***** Data provided *****

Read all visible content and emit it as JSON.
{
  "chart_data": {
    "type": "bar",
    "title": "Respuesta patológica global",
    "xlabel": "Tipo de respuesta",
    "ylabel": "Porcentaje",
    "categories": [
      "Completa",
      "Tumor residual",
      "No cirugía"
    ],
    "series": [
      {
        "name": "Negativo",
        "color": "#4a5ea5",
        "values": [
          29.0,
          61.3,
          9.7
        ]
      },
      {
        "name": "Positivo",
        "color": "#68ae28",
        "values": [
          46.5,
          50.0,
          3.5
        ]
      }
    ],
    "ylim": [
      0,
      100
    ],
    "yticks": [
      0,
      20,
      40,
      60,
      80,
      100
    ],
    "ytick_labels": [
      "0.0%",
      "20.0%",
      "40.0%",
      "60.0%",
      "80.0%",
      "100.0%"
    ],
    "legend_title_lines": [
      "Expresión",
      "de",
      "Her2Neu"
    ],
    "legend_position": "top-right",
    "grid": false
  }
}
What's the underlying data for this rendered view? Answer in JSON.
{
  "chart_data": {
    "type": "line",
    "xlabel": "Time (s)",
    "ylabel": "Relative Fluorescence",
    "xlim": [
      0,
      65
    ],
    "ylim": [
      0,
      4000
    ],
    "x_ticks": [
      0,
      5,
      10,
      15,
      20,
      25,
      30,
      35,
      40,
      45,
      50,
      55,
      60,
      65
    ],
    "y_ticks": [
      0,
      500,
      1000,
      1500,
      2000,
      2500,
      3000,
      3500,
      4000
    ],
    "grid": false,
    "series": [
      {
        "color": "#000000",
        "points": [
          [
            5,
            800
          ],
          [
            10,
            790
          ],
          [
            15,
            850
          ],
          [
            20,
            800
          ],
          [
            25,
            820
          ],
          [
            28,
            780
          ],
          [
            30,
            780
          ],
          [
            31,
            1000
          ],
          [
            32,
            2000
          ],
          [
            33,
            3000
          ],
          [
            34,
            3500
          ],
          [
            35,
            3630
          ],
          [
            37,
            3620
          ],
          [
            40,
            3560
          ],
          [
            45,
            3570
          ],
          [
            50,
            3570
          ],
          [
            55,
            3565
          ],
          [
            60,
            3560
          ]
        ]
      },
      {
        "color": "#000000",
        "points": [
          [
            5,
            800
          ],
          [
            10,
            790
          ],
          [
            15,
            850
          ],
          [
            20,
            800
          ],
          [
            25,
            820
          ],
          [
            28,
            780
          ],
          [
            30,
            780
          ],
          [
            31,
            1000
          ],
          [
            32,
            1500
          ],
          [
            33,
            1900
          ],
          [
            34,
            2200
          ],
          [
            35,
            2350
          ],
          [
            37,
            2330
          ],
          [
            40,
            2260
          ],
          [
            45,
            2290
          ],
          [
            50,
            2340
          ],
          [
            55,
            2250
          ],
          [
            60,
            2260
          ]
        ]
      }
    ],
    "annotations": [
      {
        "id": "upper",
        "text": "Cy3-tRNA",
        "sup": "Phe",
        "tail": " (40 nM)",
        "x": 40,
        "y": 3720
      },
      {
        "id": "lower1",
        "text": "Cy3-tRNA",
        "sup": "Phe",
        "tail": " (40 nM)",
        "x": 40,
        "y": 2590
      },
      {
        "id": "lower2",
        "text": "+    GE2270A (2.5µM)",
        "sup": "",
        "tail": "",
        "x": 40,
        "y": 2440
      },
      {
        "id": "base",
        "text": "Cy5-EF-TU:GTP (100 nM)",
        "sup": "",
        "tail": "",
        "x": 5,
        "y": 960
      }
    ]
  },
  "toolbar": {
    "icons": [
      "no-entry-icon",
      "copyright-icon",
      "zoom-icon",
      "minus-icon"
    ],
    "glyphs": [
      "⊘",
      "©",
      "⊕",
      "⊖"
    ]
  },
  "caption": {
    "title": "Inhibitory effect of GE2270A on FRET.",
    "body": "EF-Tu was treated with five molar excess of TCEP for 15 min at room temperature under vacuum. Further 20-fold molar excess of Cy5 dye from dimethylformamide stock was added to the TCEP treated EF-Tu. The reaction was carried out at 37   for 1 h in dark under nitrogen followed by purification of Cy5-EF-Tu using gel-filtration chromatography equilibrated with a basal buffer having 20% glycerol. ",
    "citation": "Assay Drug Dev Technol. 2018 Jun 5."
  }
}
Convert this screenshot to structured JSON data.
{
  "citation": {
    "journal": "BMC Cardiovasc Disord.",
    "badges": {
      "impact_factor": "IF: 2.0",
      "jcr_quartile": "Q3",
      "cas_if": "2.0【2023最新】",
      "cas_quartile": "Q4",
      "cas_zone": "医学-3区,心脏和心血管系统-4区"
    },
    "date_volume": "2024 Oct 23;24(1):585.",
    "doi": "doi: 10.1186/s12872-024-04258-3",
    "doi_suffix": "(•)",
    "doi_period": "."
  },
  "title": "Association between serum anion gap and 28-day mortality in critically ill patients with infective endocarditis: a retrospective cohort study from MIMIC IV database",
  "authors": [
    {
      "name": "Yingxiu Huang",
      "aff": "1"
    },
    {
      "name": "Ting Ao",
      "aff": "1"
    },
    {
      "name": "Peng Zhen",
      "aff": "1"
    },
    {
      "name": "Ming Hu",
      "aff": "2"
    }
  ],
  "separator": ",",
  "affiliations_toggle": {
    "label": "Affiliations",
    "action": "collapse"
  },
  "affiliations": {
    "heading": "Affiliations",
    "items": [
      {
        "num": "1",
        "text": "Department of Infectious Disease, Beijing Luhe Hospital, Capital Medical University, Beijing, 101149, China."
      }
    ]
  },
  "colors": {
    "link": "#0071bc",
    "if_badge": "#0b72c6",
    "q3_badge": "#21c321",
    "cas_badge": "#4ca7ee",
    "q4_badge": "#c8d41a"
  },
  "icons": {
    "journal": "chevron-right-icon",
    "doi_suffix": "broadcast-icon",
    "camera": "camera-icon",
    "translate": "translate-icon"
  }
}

*****

*What is being asked*.
For each record in the listing, output it again exactly.

*Answer to this exercise*.
Read all visible content and emit it as JSON.
{
  "chart_data": {
    "type": "bar",
    "title": "Respuesta patológica global",
    "xlabel": "Tipo de respuesta",
    "ylabel": "Porcentaje",
    "categories": [
      "Completa",
      "Tumor residual",
      "No cirugía"
    ],
    "series": [
      {
        "name": "Negativo",
        "color": "#4a5ea5",
        "values": [
          29.0,
          61.3,
          9.7
        ]
      },
      {
        "name": "Positivo",
        "color": "#68ae28",
        "values": [
          46.5,
          50.0,
          3.5
        ]
      }
    ],
    "ylim": [
      0,
      100
    ],
    "yticks": [
      0,
      20,
      40,
      60,
      80,
      100
    ],
    "ytick_labels": [
      "0.0%",
      "20.0%",
      "40.0%",
      "60.0%",
      "80.0%",
      "100.0%"
    ],
    "legend_title_lines": [
      "Expresión",
      "de",
      "Her2Neu"
    ],
    "legend_position": "top-right",
    "grid": false
  }
}
What's the underlying data for this rendered view? Answer in JSON.
{
  "chart_data": {
    "type": "line",
    "xlabel": "Time (s)",
    "ylabel": "Relative Fluorescence",
    "xlim": [
      0,
      65
    ],
    "ylim": [
      0,
      4000
    ],
    "x_ticks": [
      0,
      5,
      10,
      15,
      20,
      25,
      30,
      35,
      40,
      45,
      50,
      55,
      60,
      65
    ],
    "y_ticks": [
      0,
      500,
      1000,
      1500,
      2000,
      2500,
      3000,
      3500,
      4000
    ],
    "grid": false,
    "series": [
      {
        "color": "#000000",
        "points": [
          [
            5,
            800
          ],
          [
            10,
            790
          ],
          [
            15,
            850
          ],
          [
            20,
            800
          ],
          [
            25,
            820
          ],
          [
            28,
            780
          ],
          [
            30,
            780
          ],
          [
            31,
            1000
          ],
          [
            32,
            2000
          ],
          [
            33,
            3000
          ],
          [
            34,
            3500
          ],
          [
            35,
            3630
          ],
          [
            37,
            3620
          ],
          [
            40,
            3560
          ],
          [
            45,
            3570
          ],
          [
            50,
            3570
          ],
          [
            55,
            3565
          ],
          [
            60,
            3560
          ]
        ]
      },
      {
        "color": "#000000",
        "points": [
          [
            5,
            800
          ],
          [
            10,
            790
          ],
          [
            15,
            850
          ],
          [
            20,
            800
          ],
          [
            25,
            820
          ],
          [
            28,
            780
          ],
          [
            30,
            780
          ],
          [
            31,
            1000
          ],
          [
            32,
            1500
          ],
          [
            33,
            1900
          ],
          [
            34,
            2200
          ],
          [
            35,
            2350
          ],
          [
            37,
            2330
          ],
          [
            40,
            2260
          ],
          [
            45,
            2290
          ],
          [
            50,
            2340
          ],
          [
            55,
            2250
          ],
          [
            60,
            2260
          ]
        ]
      }
    ],
    "annotations": [
      {
        "id": "upper",
        "text": "Cy3-tRNA",
        "sup": "Phe",
        "tail": " (40 nM)",
        "x": 40,
        "y": 3720
      },
      {
        "id": "lower1",
        "text": "Cy3-tRNA",
        "sup": "Phe",
        "tail": " (40 nM)",
        "x": 40,
        "y": 2590
      },
      {
        "id": "lower2",
        "text": "+    GE2270A (2.5µM)",
        "sup": "",
        "tail": "",
        "x": 40,
        "y": 2440
      },
      {
        "id": "base",
        "text": "Cy5-EF-TU:GTP (100 nM)",
        "sup": "",
        "tail": "",
        "x": 5,
        "y": 960
      }
    ]
  },
  "toolbar": {
    "icons": [
      "no-entry-icon",
      "copyright-icon",
      "zoom-icon",
      "minus-icon"
    ],
    "glyphs": [
      "⊘",
      "©",
      "⊕",
      "⊖"
    ]
  },
  "caption": {
    "title": "Inhibitory effect of GE2270A on FRET.",
    "body": "EF-Tu was treated with five molar excess of TCEP for 15 min at room temperature under vacuum. Further 20-fold molar excess of Cy5 dye from dimethylformamide stock was added to the TCEP treated EF-Tu. The reaction was carried out at 37   for 1 h in dark under nitrogen followed by purification of Cy5-EF-Tu using gel-filtration chromatography equilibrated with a basal buffer having 20% glycerol. ",
    "citation": "Assay Drug Dev Technol. 2018 Jun 5."
  }
}
Convert this screenshot to structured JSON data.
{
  "citation": {
    "journal": "BMC Cardiovasc Disord.",
    "badges": {
      "impact_factor": "IF: 2.0",
      "jcr_quartile": "Q3",
      "cas_if": "2.0【2023最新】",
      "cas_quartile": "Q4",
      "cas_zone": "医学-3区,心脏和心血管系统-4区"
    },
    "date_volume": "2024 Oct 23;24(1):585.",
    "doi": "doi: 10.1186/s12872-024-04258-3",
    "doi_suffix": "(•)",
    "doi_period": "."
  },
  "title": "Association between serum anion gap and 28-day mortality in critically ill patients with infective endocarditis: a retrospective cohort study from MIMIC IV database",
  "authors": [
    {
      "name": "Yingxiu Huang",
      "aff": "1"
    },
    {
      "name": "Ting Ao",
      "aff": "1"
    },
    {
      "name": "Peng Zhen",
      "aff": "1"
    },
    {
      "name": "Ming Hu",
      "aff": "2"
    }
  ],
  "separator": ",",
  "affiliations_toggle": {
    "label": "Affiliations",
    "action": "collapse"
  },
  "affiliations": {
    "heading": "Affiliations",
    "items": [
      {
        "num": "1",
        "text": "Department of Infectious Disease, Beijing Luhe Hospital, Capital Medical University, Beijing, 101149, China."
      }
    ]
  },
  "colors": {
    "link": "#0071bc",
    "if_badge": "#0b72c6",
    "q3_badge": "#21c321",
    "cas_badge": "#4ca7ee",
    "q4_badge": "#c8d41a"
  },
  "icons": {
    "journal": "chevron-right-icon",
    "doi_suffix": "broadcast-icon",
    "camera": "camera-icon",
    "translate": "translate-icon"
  }
}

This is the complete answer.